● AIM
Make an exact copy of the records, with the pictures left out.

Saved entries:
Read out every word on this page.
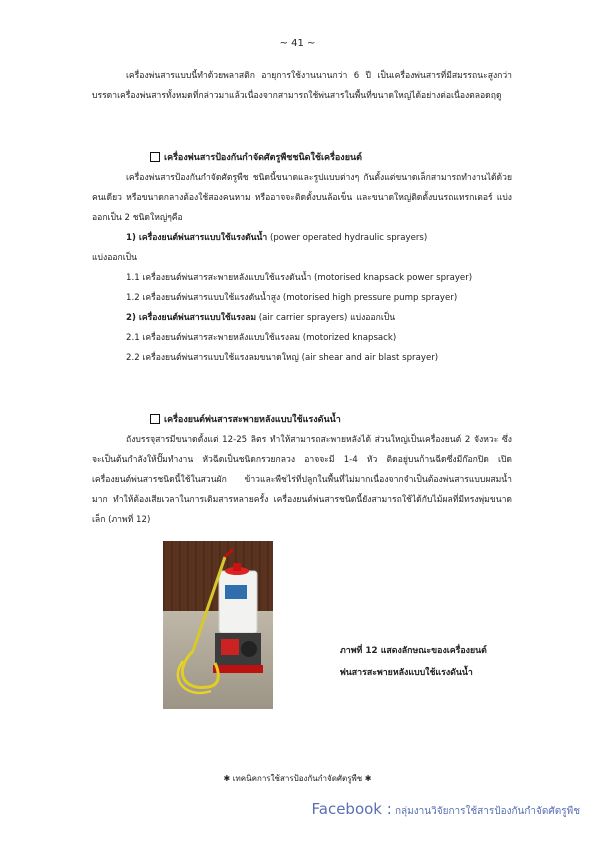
~ 41 ~

เครื่องพ่นสารแบบนี้ทำด้วยพลาสติก อายุการใช้งานนานกว่า 6 ปี เป็นเครื่องพ่นสารที่มีสมรรถนะสูงกว่าบรรดาเครื่องพ่นสารทั้งหมดที่กล่าวมาแล้วเนื่องจากสามารถใช้พ่นสารในพื้นที่ขนาดใหญ่ได้อย่างต่อเนื่องตลอดฤดู

เครื่องพ่นสารป้องกันกำจัดศัตรูพืชชนิดใช้เครื่องยนต์

เครื่องพ่นสารป้องกันกำจัดศัตรูพืช ชนิดนี้ขนาดและรูปแบบต่างๆ กันตั้งแต่ขนาดเล็กสามารถทำงานได้ด้วยคนเดียว หรือขนาดกลางต้องใช้สองคนหาม หรืออาจจะติดตั้งบนล้อเข็น และขนาดใหญ่ติดตั้งบนรถแทรกเตอร์ แบ่งออกเป็น 2 ชนิดใหญ่ๆคือ

1) เครื่องยนต์พ่นสารแบบใช้แรงดันน้ำ (power operated hydraulic sprayers)

แบ่งออกเป็น

1.1 เครื่องยนต์พ่นสารสะพายหลังแบบใช้แรงดันน้ำ (motorised knapsack power sprayer)

1.2 เครื่องยนต์พ่นสารแบบใช้แรงดันน้ำสูง (motorised high pressure pump sprayer)

2) เครื่องยนต์พ่นสารแบบใช้แรงลม (air carrier sprayers) แบ่งออกเป็น

2.1 เครื่องยนต์พ่นสารสะพายหลังแบบใช้แรงลม (motorized knapsack)

2.2 เครื่องยนต์พ่นสารแบบใช้แรงลมขนาดใหญ่ (air shear and air blast sprayer)

เครื่องยนต์พ่นสารสะพายหลังแบบใช้แรงดันน้ำ

ถังบรรจุสารมีขนาดตั้งแต่ 12-25 ลิตร ทำให้สามารถสะพายหลังได้ ส่วนใหญ่เป็นเครื่องยนต์ 2 จังหวะ ซึ่งจะเป็นต้นกำลังให้ปั๊มทำงาน หัวฉีดเป็นชนิดกรวยกลวง อาจจะมี 1-4 หัว ติดอยู่บนก้านฉีดซึ่งมีก๊อกปิด เปิด เครื่องยนต์พ่นสารชนิดนี้ใช้ในสวนผัก ข้าวและพืชไร่ที่ปลูกในพื้นที่ไม่มากเนื่องจากจำเป็นต้องพ่นสารแบบผสมน้ำมาก ทำให้ต้องเสียเวลาในการเติมสารหลายครั้ง เครื่องยนต์พ่นสารชนิดนี้ยังสามารถใช้ได้กับไม้ผลที่มีทรงพุ่มขนาดเล็ก (ภาพที่ 12)

ภาพที่ 12 แสดงลักษณะของเครื่องยนต์
พ่นสารสะพายหลังแบบใช้แรงดันน้ำ
✱ เทคนิคการใช้สารป้องกันกำจัดศัตรูพืช ✱
Facebook : กลุ่มงานวิจัยการใช้สารป้องกันกำจัดศัตรูพืช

● RESULT FOR THIS EXERCISE
Read out every word on this page.
~ 41 ~

เครื่องพ่นสารแบบนี้ทำด้วยพลาสติก อายุการใช้งานนานกว่า 6 ปี เป็นเครื่องพ่นสารที่มีสมรรถนะสูงกว่าบรรดาเครื่องพ่นสารทั้งหมดที่กล่าวมาแล้วเนื่องจากสามารถใช้พ่นสารในพื้นที่ขนาดใหญ่ได้อย่างต่อเนื่องตลอดฤดู

เครื่องพ่นสารป้องกันกำจัดศัตรูพืชชนิดใช้เครื่องยนต์

เครื่องพ่นสารป้องกันกำจัดศัตรูพืช ชนิดนี้ขนาดและรูปแบบต่างๆ กันตั้งแต่ขนาดเล็กสามารถทำงานได้ด้วยคนเดียว หรือขนาดกลางต้องใช้สองคนหาม หรืออาจจะติดตั้งบนล้อเข็น และขนาดใหญ่ติดตั้งบนรถแทรกเตอร์ แบ่งออกเป็น 2 ชนิดใหญ่ๆคือ

1) เครื่องยนต์พ่นสารแบบใช้แรงดันน้ำ (power operated hydraulic sprayers)

แบ่งออกเป็น

1.1 เครื่องยนต์พ่นสารสะพายหลังแบบใช้แรงดันน้ำ (motorised knapsack power sprayer)

1.2 เครื่องยนต์พ่นสารแบบใช้แรงดันน้ำสูง (motorised high pressure pump sprayer)

2) เครื่องยนต์พ่นสารแบบใช้แรงลม (air carrier sprayers) แบ่งออกเป็น

2.1 เครื่องยนต์พ่นสารสะพายหลังแบบใช้แรงลม (motorized knapsack)

2.2 เครื่องยนต์พ่นสารแบบใช้แรงลมขนาดใหญ่ (air shear and air blast sprayer)

เครื่องยนต์พ่นสารสะพายหลังแบบใช้แรงดันน้ำ

ถังบรรจุสารมีขนาดตั้งแต่ 12-25 ลิตร ทำให้สามารถสะพายหลังได้ ส่วนใหญ่เป็นเครื่องยนต์ 2 จังหวะ ซึ่งจะเป็นต้นกำลังให้ปั๊มทำงาน หัวฉีดเป็นชนิดกรวยกลวง อาจจะมี 1-4 หัว ติดอยู่บนก้านฉีดซึ่งมีก๊อกปิด เปิด เครื่องยนต์พ่นสารชนิดนี้ใช้ในสวนผัก ข้าวและพืชไร่ที่ปลูกในพื้นที่ไม่มากเนื่องจากจำเป็นต้องพ่นสารแบบผสมน้ำมาก ทำให้ต้องเสียเวลาในการเติมสารหลายครั้ง เครื่องยนต์พ่นสารชนิดนี้ยังสามารถใช้ได้กับไม้ผลที่มีทรงพุ่มขนาดเล็ก (ภาพที่ 12)

ภาพที่ 12 แสดงลักษณะของเครื่องยนต์
พ่นสารสะพายหลังแบบใช้แรงดันน้ำ
✱ เทคนิคการใช้สารป้องกันกำจัดศัตรูพืช ✱
Facebook : กลุ่มงานวิจัยการใช้สารป้องกันกำจัดศัตรูพืช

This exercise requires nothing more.